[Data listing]
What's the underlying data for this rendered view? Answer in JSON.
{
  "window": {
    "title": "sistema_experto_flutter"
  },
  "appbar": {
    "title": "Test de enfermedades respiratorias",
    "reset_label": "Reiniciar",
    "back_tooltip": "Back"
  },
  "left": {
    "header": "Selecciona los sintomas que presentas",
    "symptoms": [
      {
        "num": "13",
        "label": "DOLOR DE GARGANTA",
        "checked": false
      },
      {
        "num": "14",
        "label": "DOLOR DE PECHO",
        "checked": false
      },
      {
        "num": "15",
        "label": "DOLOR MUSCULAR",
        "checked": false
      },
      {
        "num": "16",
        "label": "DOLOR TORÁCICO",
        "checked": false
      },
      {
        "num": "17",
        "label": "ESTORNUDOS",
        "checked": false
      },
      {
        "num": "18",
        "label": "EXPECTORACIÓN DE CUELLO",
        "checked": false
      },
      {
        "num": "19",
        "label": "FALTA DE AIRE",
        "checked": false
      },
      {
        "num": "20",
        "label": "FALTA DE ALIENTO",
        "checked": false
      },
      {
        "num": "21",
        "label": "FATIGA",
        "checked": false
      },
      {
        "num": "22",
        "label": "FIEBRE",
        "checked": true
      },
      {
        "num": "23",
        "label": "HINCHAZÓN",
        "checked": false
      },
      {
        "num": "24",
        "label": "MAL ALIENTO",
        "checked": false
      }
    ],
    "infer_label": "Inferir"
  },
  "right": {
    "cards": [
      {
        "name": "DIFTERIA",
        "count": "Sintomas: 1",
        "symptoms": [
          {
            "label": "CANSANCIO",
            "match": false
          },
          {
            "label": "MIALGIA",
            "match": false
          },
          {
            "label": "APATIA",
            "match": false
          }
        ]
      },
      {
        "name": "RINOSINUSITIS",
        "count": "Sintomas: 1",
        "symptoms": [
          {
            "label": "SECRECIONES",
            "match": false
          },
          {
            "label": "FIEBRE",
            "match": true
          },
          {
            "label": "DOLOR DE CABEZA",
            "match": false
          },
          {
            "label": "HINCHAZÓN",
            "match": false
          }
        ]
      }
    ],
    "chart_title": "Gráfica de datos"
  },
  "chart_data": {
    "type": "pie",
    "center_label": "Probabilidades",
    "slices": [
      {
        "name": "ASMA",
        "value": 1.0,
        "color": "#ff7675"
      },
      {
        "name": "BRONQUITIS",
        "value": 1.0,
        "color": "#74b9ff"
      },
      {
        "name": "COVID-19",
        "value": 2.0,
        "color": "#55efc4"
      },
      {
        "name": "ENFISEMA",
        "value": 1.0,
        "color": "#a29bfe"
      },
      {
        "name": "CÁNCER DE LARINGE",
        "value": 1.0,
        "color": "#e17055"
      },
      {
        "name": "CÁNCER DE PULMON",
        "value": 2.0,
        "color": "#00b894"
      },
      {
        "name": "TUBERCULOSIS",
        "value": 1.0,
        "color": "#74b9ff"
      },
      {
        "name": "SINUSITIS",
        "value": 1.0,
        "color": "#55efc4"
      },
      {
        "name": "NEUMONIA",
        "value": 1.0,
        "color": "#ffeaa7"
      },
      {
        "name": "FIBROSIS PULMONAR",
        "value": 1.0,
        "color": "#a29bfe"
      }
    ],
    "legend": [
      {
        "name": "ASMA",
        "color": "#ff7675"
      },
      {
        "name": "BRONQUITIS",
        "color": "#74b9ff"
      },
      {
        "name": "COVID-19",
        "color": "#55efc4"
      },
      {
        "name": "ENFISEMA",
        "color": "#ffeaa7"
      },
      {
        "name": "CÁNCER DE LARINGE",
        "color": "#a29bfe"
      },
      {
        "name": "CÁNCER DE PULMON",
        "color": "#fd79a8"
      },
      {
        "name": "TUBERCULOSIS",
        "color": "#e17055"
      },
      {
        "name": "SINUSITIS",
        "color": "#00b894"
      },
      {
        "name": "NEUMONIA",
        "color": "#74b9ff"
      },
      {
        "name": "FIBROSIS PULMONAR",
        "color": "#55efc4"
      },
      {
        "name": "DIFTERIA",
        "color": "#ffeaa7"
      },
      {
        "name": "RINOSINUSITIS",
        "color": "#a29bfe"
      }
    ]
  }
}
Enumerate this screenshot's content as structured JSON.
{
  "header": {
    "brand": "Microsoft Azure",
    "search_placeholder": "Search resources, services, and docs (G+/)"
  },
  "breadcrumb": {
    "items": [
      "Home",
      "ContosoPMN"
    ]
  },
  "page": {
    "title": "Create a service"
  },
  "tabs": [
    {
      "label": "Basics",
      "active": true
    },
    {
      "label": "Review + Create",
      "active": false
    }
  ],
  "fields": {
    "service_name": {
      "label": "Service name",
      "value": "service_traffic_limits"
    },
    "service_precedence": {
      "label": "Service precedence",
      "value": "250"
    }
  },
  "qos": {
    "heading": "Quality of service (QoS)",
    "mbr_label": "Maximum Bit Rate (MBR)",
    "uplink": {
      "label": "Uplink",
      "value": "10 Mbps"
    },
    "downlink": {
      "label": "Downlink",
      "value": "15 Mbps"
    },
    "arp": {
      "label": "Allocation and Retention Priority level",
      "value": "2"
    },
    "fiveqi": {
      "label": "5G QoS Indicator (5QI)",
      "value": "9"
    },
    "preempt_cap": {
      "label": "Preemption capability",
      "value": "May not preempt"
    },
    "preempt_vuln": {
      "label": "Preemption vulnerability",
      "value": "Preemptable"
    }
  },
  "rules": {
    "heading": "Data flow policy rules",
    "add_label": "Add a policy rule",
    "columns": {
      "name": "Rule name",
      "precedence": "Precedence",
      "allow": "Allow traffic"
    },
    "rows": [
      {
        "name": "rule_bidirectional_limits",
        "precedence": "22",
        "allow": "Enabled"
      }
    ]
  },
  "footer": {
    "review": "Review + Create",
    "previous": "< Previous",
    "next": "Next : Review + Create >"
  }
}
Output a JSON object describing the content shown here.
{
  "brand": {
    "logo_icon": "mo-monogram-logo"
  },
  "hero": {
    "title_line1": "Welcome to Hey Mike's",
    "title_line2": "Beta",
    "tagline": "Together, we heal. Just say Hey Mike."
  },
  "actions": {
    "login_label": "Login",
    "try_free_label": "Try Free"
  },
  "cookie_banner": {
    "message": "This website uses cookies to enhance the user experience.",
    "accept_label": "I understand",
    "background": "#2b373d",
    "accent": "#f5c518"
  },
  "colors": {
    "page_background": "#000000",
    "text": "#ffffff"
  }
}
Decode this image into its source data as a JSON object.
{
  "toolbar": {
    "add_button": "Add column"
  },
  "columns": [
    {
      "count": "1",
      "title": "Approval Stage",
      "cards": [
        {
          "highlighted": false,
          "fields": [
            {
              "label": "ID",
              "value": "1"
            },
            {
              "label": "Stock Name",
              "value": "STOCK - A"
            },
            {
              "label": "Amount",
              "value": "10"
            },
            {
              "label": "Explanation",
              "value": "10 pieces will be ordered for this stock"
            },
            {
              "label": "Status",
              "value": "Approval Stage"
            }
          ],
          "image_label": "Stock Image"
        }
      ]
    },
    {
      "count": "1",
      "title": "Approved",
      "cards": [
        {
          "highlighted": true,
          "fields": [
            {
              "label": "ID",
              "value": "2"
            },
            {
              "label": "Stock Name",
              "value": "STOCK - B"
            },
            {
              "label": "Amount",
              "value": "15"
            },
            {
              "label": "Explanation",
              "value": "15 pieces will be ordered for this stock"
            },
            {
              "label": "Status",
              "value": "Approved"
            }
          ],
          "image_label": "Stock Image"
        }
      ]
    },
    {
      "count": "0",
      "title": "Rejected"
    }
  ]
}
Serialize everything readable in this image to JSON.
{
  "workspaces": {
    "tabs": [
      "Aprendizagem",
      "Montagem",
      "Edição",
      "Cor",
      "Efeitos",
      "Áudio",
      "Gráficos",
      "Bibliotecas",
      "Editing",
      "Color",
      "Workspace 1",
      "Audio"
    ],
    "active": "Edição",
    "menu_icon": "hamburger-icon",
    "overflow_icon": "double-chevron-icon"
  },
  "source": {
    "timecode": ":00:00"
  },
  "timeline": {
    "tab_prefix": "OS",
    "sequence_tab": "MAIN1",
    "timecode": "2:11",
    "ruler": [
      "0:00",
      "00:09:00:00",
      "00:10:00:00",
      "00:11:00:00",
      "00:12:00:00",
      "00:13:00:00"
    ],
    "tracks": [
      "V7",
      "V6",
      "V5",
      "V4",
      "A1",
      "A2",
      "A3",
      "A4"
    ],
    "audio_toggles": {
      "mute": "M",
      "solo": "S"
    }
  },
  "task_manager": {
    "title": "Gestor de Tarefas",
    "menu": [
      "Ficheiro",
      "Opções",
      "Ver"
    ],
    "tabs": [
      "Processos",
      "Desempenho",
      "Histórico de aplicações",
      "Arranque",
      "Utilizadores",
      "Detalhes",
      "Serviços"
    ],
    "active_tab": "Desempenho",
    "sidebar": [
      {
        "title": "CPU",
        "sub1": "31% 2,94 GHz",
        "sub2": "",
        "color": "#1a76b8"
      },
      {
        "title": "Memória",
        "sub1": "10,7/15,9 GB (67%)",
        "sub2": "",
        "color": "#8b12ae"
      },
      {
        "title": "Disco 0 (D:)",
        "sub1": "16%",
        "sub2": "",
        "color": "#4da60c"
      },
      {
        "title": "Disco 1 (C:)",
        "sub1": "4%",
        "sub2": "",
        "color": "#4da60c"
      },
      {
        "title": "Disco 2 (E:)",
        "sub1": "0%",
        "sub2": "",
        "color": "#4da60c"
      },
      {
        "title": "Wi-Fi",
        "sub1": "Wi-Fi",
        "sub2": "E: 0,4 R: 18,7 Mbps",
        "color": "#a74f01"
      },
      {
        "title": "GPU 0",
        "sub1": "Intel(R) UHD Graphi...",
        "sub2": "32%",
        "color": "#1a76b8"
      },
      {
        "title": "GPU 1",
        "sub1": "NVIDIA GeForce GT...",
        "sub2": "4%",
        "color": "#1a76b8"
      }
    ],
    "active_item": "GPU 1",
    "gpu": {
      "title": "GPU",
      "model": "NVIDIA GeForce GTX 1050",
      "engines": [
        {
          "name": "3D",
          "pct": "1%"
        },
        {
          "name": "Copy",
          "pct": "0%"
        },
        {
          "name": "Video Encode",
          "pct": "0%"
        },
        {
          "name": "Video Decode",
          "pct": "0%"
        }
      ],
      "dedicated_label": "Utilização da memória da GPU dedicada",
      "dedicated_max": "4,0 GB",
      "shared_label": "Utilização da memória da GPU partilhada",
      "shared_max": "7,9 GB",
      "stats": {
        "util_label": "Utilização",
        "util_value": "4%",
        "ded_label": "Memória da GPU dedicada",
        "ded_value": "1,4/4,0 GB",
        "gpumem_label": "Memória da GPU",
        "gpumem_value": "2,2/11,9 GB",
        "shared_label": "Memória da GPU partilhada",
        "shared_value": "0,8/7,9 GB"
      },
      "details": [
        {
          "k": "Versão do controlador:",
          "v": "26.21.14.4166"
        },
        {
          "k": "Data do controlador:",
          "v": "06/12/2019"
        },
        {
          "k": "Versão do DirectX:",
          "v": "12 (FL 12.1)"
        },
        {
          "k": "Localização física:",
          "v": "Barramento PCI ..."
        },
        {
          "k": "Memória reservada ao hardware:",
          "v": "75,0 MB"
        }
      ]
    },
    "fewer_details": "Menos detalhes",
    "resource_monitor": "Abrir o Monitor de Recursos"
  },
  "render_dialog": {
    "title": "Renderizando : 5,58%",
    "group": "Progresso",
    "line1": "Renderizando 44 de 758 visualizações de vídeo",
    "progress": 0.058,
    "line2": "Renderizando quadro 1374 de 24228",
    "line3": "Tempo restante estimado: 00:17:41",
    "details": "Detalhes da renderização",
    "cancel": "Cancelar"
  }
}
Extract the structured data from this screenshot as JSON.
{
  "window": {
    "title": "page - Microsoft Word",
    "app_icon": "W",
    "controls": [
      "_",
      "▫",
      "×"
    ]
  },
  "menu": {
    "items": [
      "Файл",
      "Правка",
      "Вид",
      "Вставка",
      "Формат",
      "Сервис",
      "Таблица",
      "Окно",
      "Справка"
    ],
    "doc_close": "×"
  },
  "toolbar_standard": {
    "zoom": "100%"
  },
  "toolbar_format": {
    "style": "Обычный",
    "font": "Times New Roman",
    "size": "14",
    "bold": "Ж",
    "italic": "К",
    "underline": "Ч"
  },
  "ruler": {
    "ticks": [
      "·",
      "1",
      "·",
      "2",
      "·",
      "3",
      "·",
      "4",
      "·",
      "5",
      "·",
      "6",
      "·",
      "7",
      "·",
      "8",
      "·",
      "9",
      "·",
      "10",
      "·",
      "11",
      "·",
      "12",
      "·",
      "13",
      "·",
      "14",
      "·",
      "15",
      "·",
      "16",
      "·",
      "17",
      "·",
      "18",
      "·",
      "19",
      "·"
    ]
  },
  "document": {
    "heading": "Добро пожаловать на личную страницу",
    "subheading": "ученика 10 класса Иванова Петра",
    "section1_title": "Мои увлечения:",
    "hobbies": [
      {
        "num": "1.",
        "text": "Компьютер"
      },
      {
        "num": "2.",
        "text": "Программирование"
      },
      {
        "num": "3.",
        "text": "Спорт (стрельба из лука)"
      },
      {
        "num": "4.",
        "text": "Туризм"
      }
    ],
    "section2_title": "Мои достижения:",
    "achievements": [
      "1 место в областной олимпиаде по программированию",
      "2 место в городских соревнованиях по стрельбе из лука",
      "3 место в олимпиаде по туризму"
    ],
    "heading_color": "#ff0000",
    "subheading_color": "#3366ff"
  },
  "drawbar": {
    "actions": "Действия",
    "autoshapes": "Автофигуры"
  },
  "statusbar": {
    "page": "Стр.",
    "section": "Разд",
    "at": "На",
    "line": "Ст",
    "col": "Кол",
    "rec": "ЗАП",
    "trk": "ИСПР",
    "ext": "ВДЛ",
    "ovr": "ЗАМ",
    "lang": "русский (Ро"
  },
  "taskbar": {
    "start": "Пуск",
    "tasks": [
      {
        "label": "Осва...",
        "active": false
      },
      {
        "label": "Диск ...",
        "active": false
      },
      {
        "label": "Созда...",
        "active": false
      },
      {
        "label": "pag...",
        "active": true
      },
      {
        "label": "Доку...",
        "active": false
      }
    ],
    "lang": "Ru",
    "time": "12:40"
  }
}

Set exercise.
Where a line above includes "true", copy that line.

Answer for the task.
        "checked": true
            "match": true
      "active": true
          "highlighted": true,
        "active": true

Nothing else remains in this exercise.